Task requirements: Search the material below for the word "source" and copy every line in which it occurs.

Extracted records:

— begin —

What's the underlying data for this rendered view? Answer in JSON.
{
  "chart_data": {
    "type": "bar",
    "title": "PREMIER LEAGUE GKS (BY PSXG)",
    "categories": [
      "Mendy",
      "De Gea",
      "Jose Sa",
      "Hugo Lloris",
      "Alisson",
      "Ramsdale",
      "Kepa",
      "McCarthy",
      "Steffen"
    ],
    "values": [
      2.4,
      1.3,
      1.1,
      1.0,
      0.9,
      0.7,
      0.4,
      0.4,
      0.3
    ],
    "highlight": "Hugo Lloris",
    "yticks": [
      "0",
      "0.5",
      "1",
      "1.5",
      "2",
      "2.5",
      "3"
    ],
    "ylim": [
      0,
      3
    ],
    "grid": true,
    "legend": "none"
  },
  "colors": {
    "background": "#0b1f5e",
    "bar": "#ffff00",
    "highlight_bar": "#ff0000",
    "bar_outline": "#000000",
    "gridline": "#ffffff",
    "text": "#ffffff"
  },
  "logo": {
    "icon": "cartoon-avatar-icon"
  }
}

— end —
— begin —

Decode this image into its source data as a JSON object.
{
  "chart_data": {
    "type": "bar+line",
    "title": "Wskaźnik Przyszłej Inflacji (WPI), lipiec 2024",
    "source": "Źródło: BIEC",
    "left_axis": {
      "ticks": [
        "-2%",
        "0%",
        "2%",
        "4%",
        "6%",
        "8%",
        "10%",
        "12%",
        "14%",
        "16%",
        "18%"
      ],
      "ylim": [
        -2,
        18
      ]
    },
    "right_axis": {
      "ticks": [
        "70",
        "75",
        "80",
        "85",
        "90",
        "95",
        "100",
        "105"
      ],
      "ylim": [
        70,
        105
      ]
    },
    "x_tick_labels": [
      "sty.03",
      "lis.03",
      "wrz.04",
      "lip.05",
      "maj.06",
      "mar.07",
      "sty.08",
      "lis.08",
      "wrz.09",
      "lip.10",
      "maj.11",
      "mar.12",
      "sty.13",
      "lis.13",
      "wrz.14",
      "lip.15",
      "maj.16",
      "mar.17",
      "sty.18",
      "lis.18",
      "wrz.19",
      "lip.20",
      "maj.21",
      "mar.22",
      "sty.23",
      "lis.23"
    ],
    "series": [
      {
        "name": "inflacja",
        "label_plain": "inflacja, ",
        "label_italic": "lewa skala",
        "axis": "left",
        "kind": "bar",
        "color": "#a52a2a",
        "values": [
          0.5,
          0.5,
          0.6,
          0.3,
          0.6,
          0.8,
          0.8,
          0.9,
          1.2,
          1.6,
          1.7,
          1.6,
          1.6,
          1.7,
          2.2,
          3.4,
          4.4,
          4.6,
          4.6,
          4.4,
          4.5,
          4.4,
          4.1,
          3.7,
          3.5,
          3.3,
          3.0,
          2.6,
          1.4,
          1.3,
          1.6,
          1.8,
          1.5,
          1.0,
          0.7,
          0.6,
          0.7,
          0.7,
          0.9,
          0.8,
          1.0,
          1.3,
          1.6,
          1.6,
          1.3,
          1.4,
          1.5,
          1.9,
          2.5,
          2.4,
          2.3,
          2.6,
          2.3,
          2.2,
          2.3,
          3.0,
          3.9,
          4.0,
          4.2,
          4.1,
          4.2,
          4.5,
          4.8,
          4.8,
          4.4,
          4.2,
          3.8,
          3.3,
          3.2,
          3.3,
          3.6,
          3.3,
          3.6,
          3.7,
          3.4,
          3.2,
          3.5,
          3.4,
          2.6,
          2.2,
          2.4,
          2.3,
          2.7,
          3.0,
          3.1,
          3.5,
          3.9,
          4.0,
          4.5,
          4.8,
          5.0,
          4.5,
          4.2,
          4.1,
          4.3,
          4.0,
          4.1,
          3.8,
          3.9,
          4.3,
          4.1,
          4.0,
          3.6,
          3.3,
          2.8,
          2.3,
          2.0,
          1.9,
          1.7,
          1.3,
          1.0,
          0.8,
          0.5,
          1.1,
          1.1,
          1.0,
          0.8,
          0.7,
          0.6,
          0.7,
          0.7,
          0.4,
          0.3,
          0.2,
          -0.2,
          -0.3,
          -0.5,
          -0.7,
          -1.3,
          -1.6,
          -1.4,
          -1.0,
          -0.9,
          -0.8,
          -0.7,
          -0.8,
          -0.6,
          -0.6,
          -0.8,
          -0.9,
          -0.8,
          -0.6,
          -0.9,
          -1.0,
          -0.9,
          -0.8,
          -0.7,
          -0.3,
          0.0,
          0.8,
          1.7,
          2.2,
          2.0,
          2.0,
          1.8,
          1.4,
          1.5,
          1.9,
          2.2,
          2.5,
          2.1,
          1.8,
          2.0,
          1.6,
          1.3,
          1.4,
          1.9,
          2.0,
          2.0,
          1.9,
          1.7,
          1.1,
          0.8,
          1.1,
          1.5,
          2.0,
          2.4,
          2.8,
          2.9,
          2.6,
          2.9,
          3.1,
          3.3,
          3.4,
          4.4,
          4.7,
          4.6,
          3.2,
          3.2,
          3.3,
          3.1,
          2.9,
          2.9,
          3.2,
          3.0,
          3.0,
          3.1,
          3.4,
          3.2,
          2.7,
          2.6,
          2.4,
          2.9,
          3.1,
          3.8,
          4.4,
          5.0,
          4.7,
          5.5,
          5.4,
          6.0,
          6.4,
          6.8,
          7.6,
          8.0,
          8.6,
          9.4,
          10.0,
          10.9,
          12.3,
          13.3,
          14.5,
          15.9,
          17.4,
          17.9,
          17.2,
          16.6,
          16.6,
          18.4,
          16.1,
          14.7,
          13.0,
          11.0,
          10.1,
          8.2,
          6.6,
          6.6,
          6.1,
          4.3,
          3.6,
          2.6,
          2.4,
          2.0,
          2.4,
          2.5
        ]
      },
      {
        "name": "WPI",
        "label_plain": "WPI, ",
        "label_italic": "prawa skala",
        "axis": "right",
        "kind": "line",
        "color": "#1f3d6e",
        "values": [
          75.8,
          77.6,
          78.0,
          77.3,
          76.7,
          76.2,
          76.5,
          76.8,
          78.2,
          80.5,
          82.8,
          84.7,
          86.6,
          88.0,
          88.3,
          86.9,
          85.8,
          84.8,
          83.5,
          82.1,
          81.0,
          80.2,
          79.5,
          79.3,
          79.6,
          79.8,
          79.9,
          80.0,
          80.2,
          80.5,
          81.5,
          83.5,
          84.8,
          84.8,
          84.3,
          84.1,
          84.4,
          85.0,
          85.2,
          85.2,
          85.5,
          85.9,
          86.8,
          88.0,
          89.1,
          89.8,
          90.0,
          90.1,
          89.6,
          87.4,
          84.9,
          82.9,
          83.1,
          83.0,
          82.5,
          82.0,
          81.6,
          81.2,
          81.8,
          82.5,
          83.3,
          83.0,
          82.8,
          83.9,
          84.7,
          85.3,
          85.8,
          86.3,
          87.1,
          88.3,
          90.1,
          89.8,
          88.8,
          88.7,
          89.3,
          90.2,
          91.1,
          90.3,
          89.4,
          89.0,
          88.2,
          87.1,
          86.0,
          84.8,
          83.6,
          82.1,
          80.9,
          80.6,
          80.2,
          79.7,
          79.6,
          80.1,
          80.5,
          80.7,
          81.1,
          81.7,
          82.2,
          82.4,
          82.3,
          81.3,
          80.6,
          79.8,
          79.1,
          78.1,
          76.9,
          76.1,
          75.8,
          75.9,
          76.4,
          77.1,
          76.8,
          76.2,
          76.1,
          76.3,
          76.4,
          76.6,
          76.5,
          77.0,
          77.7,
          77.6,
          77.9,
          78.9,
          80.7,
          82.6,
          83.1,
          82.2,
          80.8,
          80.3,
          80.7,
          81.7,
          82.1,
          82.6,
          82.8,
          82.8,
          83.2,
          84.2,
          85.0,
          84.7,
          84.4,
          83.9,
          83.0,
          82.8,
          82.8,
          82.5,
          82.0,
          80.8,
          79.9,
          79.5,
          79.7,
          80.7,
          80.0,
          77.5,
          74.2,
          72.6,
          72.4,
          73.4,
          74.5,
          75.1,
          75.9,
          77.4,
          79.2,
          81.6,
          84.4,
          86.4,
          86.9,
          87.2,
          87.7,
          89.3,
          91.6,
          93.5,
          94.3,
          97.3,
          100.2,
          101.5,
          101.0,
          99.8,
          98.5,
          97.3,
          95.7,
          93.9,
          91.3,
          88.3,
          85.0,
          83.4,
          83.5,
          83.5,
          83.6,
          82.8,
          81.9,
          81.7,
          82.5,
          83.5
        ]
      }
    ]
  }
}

— end —

Output below:
Decode this image into its source data as a JSON object.
    "source": "Źródło: BIEC",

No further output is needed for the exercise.